Copy every line from the records below that holds the word "marker".

** START DATA FOR THE TASK **

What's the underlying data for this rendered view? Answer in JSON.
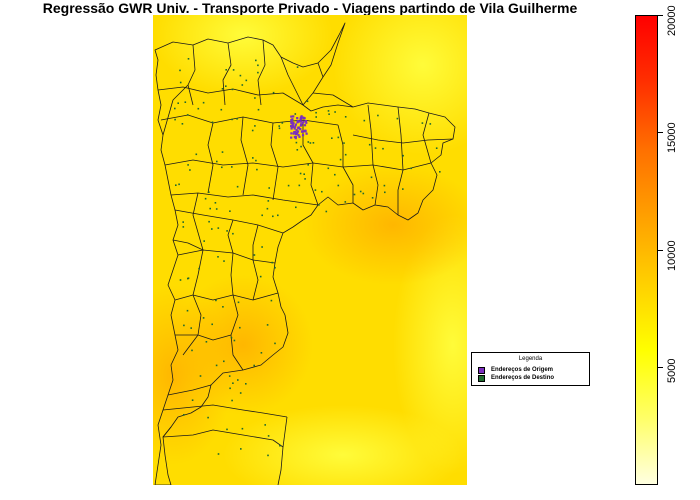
{
  "title": "Regressão GWR Univ. - Transporte Privado - Viagens partindo de Vila Guilherme",
  "legend": {
    "title": "Legenda",
    "items": [
      {
        "label": "Endereços de Origem",
        "color": "#7b2fbe"
      },
      {
        "label": "Endereços de Destino",
        "color": "#1e6b2e"
      }
    ]
  },
  "colorbar": {
    "min": 0,
    "max": 20000,
    "ticks": [
      "5000",
      "10000",
      "15000",
      "20000"
    ],
    "colors": [
      "#ffffe0",
      "#ffff66",
      "#ffff00",
      "#ffd000",
      "#ffa000",
      "#ff7000",
      "#ff3000",
      "#ff0000"
    ]
  },
  "map": {
    "background_color": "#ffdd00",
    "boundary_color": "#1a1a1a",
    "origin_color": "#7b2fbe",
    "destination_color": "#1e6b2e"
  }
}
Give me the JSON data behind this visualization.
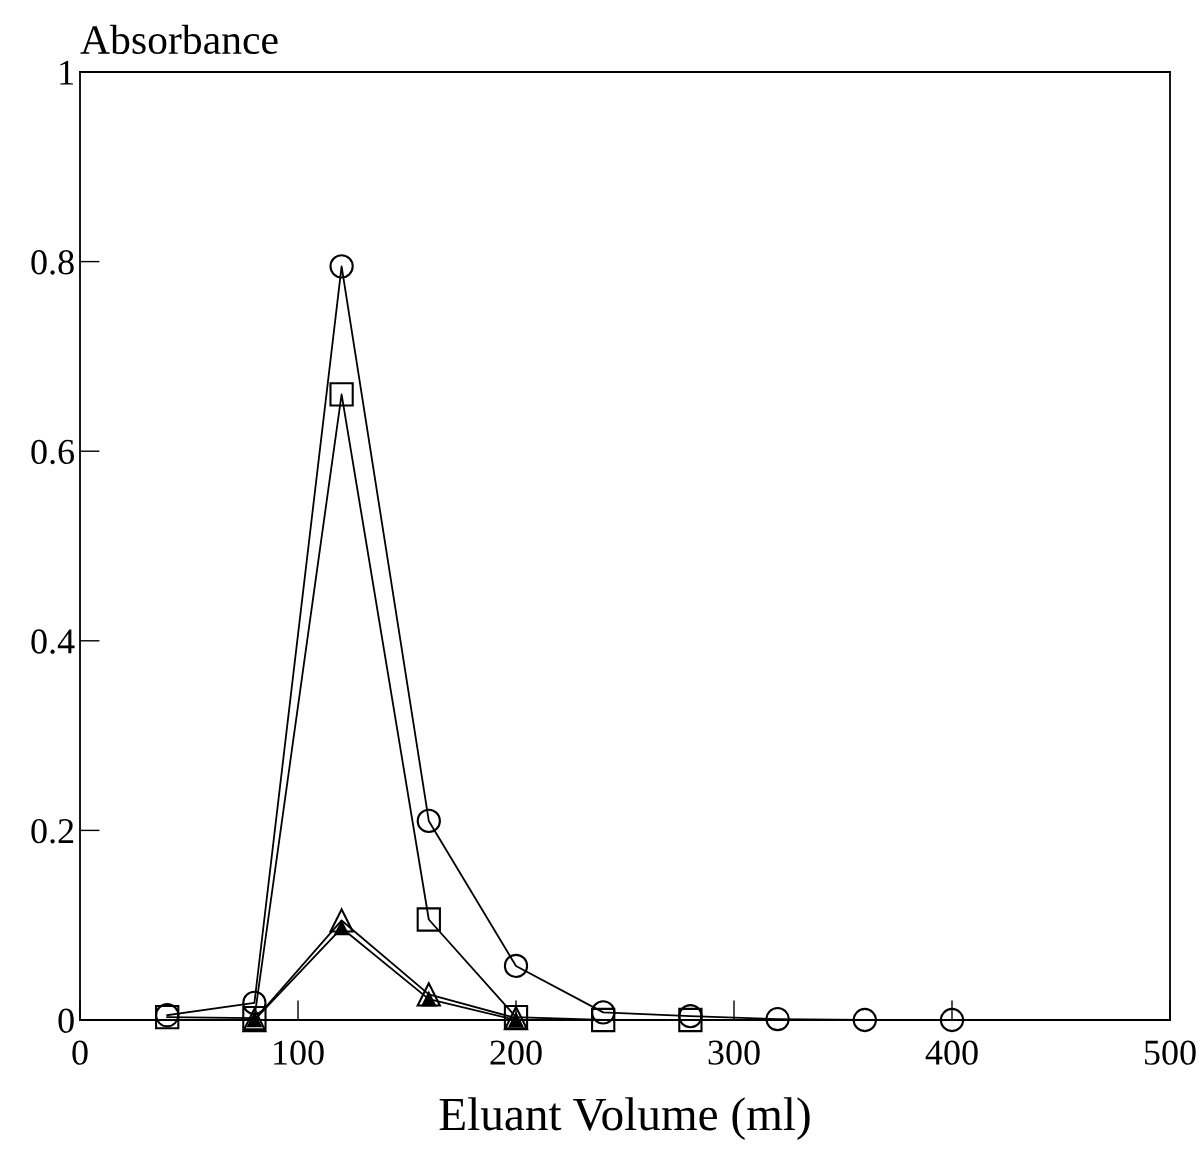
{
  "chart_data": {
    "type": "line",
    "ylabel": "Absorbance",
    "xlabel": "Eluant Volume (ml)",
    "xlim": [
      0,
      500
    ],
    "xticks": [
      0,
      100,
      200,
      300,
      400,
      500
    ],
    "ylim": [
      0,
      1
    ],
    "yticks": [
      0,
      0.2,
      0.4,
      0.6,
      0.8,
      1
    ],
    "grid": false,
    "legend": false,
    "series": [
      {
        "color": "#000000",
        "marker": "circle",
        "x": [
          40,
          80,
          120,
          160,
          200,
          240,
          280,
          320,
          360,
          400
        ],
        "values": [
          0.005,
          0.018,
          0.795,
          0.21,
          0.057,
          0.008,
          0.004,
          0.001,
          0.0,
          0.0
        ]
      },
      {
        "color": "#000000",
        "marker": "square",
        "x": [
          40,
          80,
          120,
          160,
          200,
          240,
          280
        ],
        "values": [
          0.003,
          0.002,
          0.66,
          0.106,
          0.003,
          0.0,
          0.0
        ]
      },
      {
        "color": "#000000",
        "marker": "triangle",
        "x": [
          80,
          120,
          160,
          200
        ],
        "values": [
          0.0,
          0.105,
          0.027,
          0.002
        ]
      },
      {
        "color": "#000000",
        "marker": "triangle",
        "x": [
          80,
          120,
          160,
          200
        ],
        "values": [
          0.0,
          0.097,
          0.022,
          0.0
        ]
      }
    ]
  }
}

** END DATA FOR THE TASK **

**WRITTEN RESPONSE:**
        "marker": "circle",
        "marker": "square",
        "marker": "triangle",
        "marker": "triangle",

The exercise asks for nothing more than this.